--- start Recorded information ---

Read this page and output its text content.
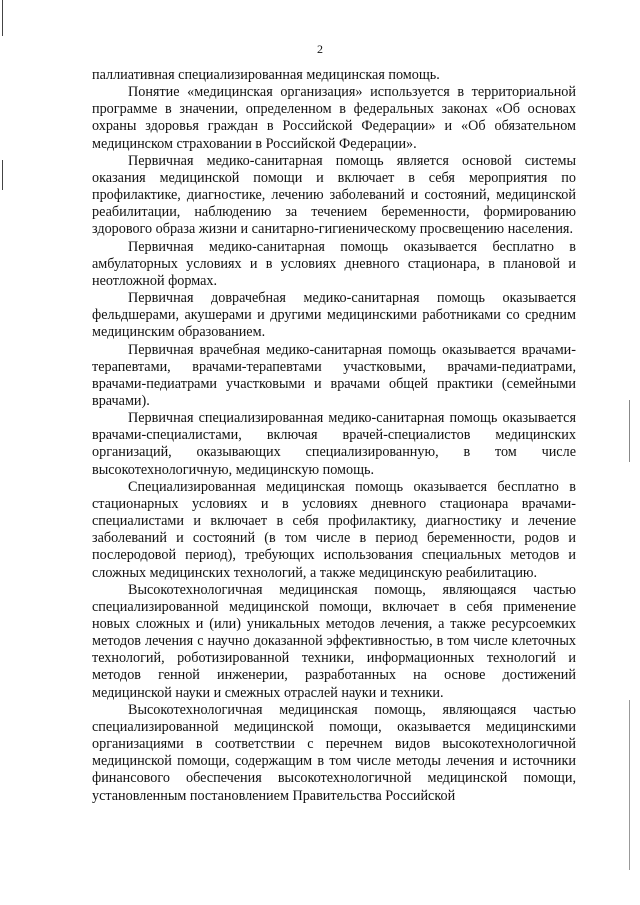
2

паллиативная специализированная медицинская помощь.

Понятие «медицинская организация» используется в территориальной программе в значении, определенном в федеральных законах «Об основах охраны здоровья граждан в Российской Федерации» и «Об обязательном медицинском страховании в Российской Федерации».

Первичная медико-санитарная помощь является основой системы оказания медицинской помощи и включает в себя мероприятия по профилактике, диагностике, лечению заболеваний и состояний, медицинской реабилитации, наблюдению за течением беременности, формированию здорового образа жизни и санитарно-гигиеническому просвещению населения.

Первичная медико-санитарная помощь оказывается бесплатно в амбулаторных условиях и в условиях дневного стационара, в плановой и неотложной формах.

Первичная доврачебная медико-санитарная помощь оказывается фельдшерами, акушерами и другими медицинскими работниками со средним медицинским образованием.

Первичная врачебная медико-санитарная помощь оказывается врачами-терапевтами, врачами-терапевтами участковыми, врачами-педиатрами, врачами-педиатрами участковыми и врачами общей практики (семейными врачами).

Первичная специализированная медико-санитарная помощь оказывается врачами-специалистами, включая врачей-специалистов медицинских организаций, оказывающих специализированную, в том числе высокотехнологичную, медицинскую помощь.

Специализированная медицинская помощь оказывается бесплатно в стационарных условиях и в условиях дневного стационара врачами-специалистами и включает в себя профилактику, диагностику и лечение заболеваний и состояний (в том числе в период беременности, родов и послеродовой период), требующих использования специальных методов и сложных медицинских технологий, а также медицинскую реабилитацию.

Высокотехнологичная медицинская помощь, являющаяся частью специализированной медицинской помощи, включает в себя применение новых сложных и (или) уникальных методов лечения, а также ресурсоемких методов лечения с научно доказанной эффективностью, в том числе клеточных технологий, роботизированной техники, информационных технологий и методов генной инженерии, разработанных на основе достижений медицинской науки и смежных отраслей науки и техники.

Высокотехнологичная медицинская помощь, являющаяся частью специализированной медицинской помощи, оказывается медицинскими организациями в соответствии с перечнем видов высокотехнологичной медицинской помощи, содержащим в том числе методы лечения и источники финансового обеспечения высокотехнологичной медицинской помощи, установленным постановлением Правительства Российской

--- end Recorded information ---

Make an exact copy of every entry above, minus the images.

◆ In response ◆
Read this page and output its text content.
2

паллиативная специализированная медицинская помощь.

Понятие «медицинская организация» используется в территориальной программе в значении, определенном в федеральных законах «Об основах охраны здоровья граждан в Российской Федерации» и «Об обязательном медицинском страховании в Российской Федерации».

Первичная медико-санитарная помощь является основой системы оказания медицинской помощи и включает в себя мероприятия по профилактике, диагностике, лечению заболеваний и состояний, медицинской реабилитации, наблюдению за течением беременности, формированию здорового образа жизни и санитарно-гигиеническому просвещению населения.

Первичная медико-санитарная помощь оказывается бесплатно в амбулаторных условиях и в условиях дневного стационара, в плановой и неотложной формах.

Первичная доврачебная медико-санитарная помощь оказывается фельдшерами, акушерами и другими медицинскими работниками со средним медицинским образованием.

Первичная врачебная медико-санитарная помощь оказывается врачами-терапевтами, врачами-терапевтами участковыми, врачами-педиатрами, врачами-педиатрами участковыми и врачами общей практики (семейными врачами).

Первичная специализированная медико-санитарная помощь оказывается врачами-специалистами, включая врачей-специалистов медицинских организаций, оказывающих специализированную, в том числе высокотехнологичную, медицинскую помощь.

Специализированная медицинская помощь оказывается бесплатно в стационарных условиях и в условиях дневного стационара врачами-специалистами и включает в себя профилактику, диагностику и лечение заболеваний и состояний (в том числе в период беременности, родов и послеродовой период), требующих использования специальных методов и сложных медицинских технологий, а также медицинскую реабилитацию.

Высокотехнологичная медицинская помощь, являющаяся частью специализированной медицинской помощи, включает в себя применение новых сложных и (или) уникальных методов лечения, а также ресурсоемких методов лечения с научно доказанной эффективностью, в том числе клеточных технологий, роботизированной техники, информационных технологий и методов генной инженерии, разработанных на основе достижений медицинской науки и смежных отраслей науки и техники.

Высокотехнологичная медицинская помощь, являющаяся частью специализированной медицинской помощи, оказывается медицинскими организациями в соответствии с перечнем видов высокотехнологичной медицинской помощи, содержащим в том числе методы лечения и источники финансового обеспечения высокотехнологичной медицинской помощи, установленным постановлением Правительства Российской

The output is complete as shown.